== ITEMS ==
■ ■ ■ ■ ■ ■ ■

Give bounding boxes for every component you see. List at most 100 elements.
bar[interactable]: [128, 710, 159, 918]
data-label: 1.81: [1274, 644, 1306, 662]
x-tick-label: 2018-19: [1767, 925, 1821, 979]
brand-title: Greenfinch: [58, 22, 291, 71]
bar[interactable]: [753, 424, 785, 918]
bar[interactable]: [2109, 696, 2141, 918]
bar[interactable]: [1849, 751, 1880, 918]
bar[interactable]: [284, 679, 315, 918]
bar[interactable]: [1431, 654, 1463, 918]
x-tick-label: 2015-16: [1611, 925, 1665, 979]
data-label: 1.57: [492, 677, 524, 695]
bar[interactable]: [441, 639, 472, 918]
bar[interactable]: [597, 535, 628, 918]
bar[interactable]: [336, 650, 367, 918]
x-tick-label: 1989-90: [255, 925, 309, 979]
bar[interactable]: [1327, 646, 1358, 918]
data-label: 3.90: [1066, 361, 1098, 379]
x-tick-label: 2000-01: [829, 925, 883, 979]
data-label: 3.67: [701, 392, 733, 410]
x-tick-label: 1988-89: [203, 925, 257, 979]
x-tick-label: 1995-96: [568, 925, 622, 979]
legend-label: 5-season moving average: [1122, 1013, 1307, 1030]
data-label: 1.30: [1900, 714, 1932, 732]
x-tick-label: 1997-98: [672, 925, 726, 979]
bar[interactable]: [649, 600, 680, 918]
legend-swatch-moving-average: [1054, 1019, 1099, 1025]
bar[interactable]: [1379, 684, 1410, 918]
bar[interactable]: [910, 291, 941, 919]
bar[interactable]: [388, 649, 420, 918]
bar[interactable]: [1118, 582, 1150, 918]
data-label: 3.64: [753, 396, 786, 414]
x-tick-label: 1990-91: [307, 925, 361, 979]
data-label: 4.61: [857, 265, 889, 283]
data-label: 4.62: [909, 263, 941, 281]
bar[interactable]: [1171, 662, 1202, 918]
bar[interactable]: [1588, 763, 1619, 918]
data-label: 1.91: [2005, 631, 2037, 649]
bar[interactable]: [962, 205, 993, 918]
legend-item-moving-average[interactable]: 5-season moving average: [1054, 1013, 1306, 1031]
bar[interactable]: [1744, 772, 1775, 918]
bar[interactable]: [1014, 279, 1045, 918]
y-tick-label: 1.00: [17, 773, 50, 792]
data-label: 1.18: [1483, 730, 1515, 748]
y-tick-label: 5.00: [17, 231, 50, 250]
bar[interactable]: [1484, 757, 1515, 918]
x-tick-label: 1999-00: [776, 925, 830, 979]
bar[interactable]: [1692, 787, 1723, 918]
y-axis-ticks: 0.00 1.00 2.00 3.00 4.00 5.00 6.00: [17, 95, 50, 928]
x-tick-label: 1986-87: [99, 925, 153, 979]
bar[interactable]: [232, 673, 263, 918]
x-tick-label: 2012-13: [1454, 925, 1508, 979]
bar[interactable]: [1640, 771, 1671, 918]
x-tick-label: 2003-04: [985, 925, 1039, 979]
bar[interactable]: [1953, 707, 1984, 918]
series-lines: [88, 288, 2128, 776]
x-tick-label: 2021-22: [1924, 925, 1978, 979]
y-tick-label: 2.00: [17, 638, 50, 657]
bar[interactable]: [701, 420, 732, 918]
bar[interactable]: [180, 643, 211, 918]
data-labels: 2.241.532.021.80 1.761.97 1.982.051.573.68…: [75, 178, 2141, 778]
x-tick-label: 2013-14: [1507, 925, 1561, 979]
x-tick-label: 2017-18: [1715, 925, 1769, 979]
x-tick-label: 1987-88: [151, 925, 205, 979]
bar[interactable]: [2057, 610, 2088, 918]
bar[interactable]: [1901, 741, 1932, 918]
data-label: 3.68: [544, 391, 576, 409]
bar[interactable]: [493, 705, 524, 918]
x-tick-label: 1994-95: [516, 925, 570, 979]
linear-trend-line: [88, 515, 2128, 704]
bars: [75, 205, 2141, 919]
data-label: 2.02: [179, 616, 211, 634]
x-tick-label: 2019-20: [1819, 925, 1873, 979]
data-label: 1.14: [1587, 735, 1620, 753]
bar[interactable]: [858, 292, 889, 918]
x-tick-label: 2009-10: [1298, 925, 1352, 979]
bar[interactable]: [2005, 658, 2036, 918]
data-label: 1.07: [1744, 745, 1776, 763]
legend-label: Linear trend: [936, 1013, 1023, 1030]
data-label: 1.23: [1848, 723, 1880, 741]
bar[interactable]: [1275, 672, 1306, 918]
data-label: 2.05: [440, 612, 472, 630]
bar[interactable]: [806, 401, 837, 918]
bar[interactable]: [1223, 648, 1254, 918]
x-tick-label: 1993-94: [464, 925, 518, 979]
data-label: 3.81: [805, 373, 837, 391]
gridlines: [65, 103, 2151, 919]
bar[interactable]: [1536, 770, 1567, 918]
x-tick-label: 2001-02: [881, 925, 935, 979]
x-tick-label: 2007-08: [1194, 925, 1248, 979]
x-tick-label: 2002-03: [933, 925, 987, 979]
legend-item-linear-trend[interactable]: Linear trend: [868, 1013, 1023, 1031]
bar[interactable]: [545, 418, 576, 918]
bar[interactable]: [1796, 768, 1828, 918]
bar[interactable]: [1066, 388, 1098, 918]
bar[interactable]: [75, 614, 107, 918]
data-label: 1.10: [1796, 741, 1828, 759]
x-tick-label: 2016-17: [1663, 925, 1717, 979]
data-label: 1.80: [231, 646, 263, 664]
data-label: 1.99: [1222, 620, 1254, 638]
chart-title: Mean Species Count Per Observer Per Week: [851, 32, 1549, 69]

■ ■ ■ ■ ■ ■ ■

Copy all of the material above line for line, with no changes.

Give bounding boxes for every component you see. List at most 100 elements.
bar[interactable]: [128, 710, 159, 918]
data-label: 1.81: [1274, 644, 1306, 662]
x-tick-label: 2018-19: [1767, 925, 1821, 979]
brand-title: Greenfinch: [58, 22, 291, 71]
bar[interactable]: [753, 424, 785, 918]
bar[interactable]: [2109, 696, 2141, 918]
bar[interactable]: [1849, 751, 1880, 918]
bar[interactable]: [284, 679, 315, 918]
bar[interactable]: [1431, 654, 1463, 918]
x-tick-label: 2015-16: [1611, 925, 1665, 979]
data-label: 1.57: [492, 677, 524, 695]
bar[interactable]: [441, 639, 472, 918]
bar[interactable]: [597, 535, 628, 918]
bar[interactable]: [336, 650, 367, 918]
x-tick-label: 1989-90: [255, 925, 309, 979]
bar[interactable]: [1327, 646, 1358, 918]
data-label: 3.90: [1066, 361, 1098, 379]
x-tick-label: 2000-01: [829, 925, 883, 979]
data-label: 3.67: [701, 392, 733, 410]
x-tick-label: 1988-89: [203, 925, 257, 979]
x-tick-label: 1995-96: [568, 925, 622, 979]
legend-label: 5-season moving average: [1122, 1013, 1307, 1030]
data-label: 1.30: [1900, 714, 1932, 732]
x-tick-label: 1997-98: [672, 925, 726, 979]
bar[interactable]: [649, 600, 680, 918]
legend-swatch-moving-average: [1054, 1019, 1099, 1025]
bar[interactable]: [1379, 684, 1410, 918]
bar[interactable]: [910, 291, 941, 919]
bar[interactable]: [388, 649, 420, 918]
bar[interactable]: [1118, 582, 1150, 918]
data-label: 3.64: [753, 396, 786, 414]
x-tick-label: 1990-91: [307, 925, 361, 979]
data-label: 4.61: [857, 265, 889, 283]
data-label: 4.62: [909, 263, 941, 281]
bar[interactable]: [1171, 662, 1202, 918]
bar[interactable]: [1588, 763, 1619, 918]
data-label: 1.91: [2005, 631, 2037, 649]
bar[interactable]: [962, 205, 993, 918]
legend-item-moving-average[interactable]: 5-season moving average: [1054, 1013, 1306, 1031]
bar[interactable]: [1744, 772, 1775, 918]
bar[interactable]: [1014, 279, 1045, 918]
y-tick-label: 1.00: [17, 773, 50, 792]
data-label: 1.18: [1483, 730, 1515, 748]
y-tick-label: 5.00: [17, 231, 50, 250]
bar[interactable]: [1484, 757, 1515, 918]
x-tick-label: 1999-00: [776, 925, 830, 979]
bar[interactable]: [1692, 787, 1723, 918]
y-axis-ticks: 0.00 1.00 2.00 3.00 4.00 5.00 6.00: [17, 95, 50, 928]
x-tick-label: 1986-87: [99, 925, 153, 979]
bar[interactable]: [232, 673, 263, 918]
x-tick-label: 2012-13: [1454, 925, 1508, 979]
bar[interactable]: [1640, 771, 1671, 918]
x-tick-label: 2003-04: [985, 925, 1039, 979]
bar[interactable]: [1953, 707, 1984, 918]
series-lines: [88, 288, 2128, 776]
x-tick-label: 2021-22: [1924, 925, 1978, 979]
y-tick-label: 2.00: [17, 638, 50, 657]
bar[interactable]: [701, 420, 732, 918]
bar[interactable]: [180, 643, 211, 918]
data-labels: 2.241.532.021.80 1.761.97 1.982.051.573.68…: [75, 178, 2141, 778]
x-tick-label: 2013-14: [1507, 925, 1561, 979]
x-tick-label: 2017-18: [1715, 925, 1769, 979]
x-tick-label: 1987-88: [151, 925, 205, 979]
bar[interactable]: [2057, 610, 2088, 918]
bar[interactable]: [1901, 741, 1932, 918]
data-label: 3.68: [544, 391, 576, 409]
bar[interactable]: [493, 705, 524, 918]
x-tick-label: 1994-95: [516, 925, 570, 979]
linear-trend-line: [88, 515, 2128, 704]
bars: [75, 205, 2141, 919]
data-label: 2.02: [179, 616, 211, 634]
x-tick-label: 2019-20: [1819, 925, 1873, 979]
data-label: 1.14: [1587, 735, 1620, 753]
bar[interactable]: [858, 292, 889, 918]
x-tick-label: 2009-10: [1298, 925, 1352, 979]
bar[interactable]: [2005, 658, 2036, 918]
data-label: 1.07: [1744, 745, 1776, 763]
legend-label: Linear trend: [936, 1013, 1023, 1030]
data-label: 1.23: [1848, 723, 1880, 741]
bar[interactable]: [1275, 672, 1306, 918]
data-label: 2.05: [440, 612, 472, 630]
bar[interactable]: [806, 401, 837, 918]
bar[interactable]: [1223, 648, 1254, 918]
x-tick-label: 1993-94: [464, 925, 518, 979]
data-label: 3.81: [805, 373, 837, 391]
gridlines: [65, 103, 2151, 919]
bar[interactable]: [1536, 770, 1567, 918]
x-tick-label: 2001-02: [881, 925, 935, 979]
x-tick-label: 2007-08: [1194, 925, 1248, 979]
x-tick-label: 2002-03: [933, 925, 987, 979]
legend-item-linear-trend[interactable]: Linear trend: [868, 1013, 1023, 1031]
bar[interactable]: [545, 418, 576, 918]
bar[interactable]: [1796, 768, 1828, 918]
bar[interactable]: [1066, 388, 1098, 918]
bar[interactable]: [75, 614, 107, 918]
data-label: 1.10: [1796, 741, 1828, 759]
x-tick-label: 2016-17: [1663, 925, 1717, 979]
data-label: 1.80: [231, 646, 263, 664]
data-label: 1.99: [1222, 620, 1254, 638]
chart-title: Mean Species Count Per Observer Per Week: [851, 32, 1549, 69]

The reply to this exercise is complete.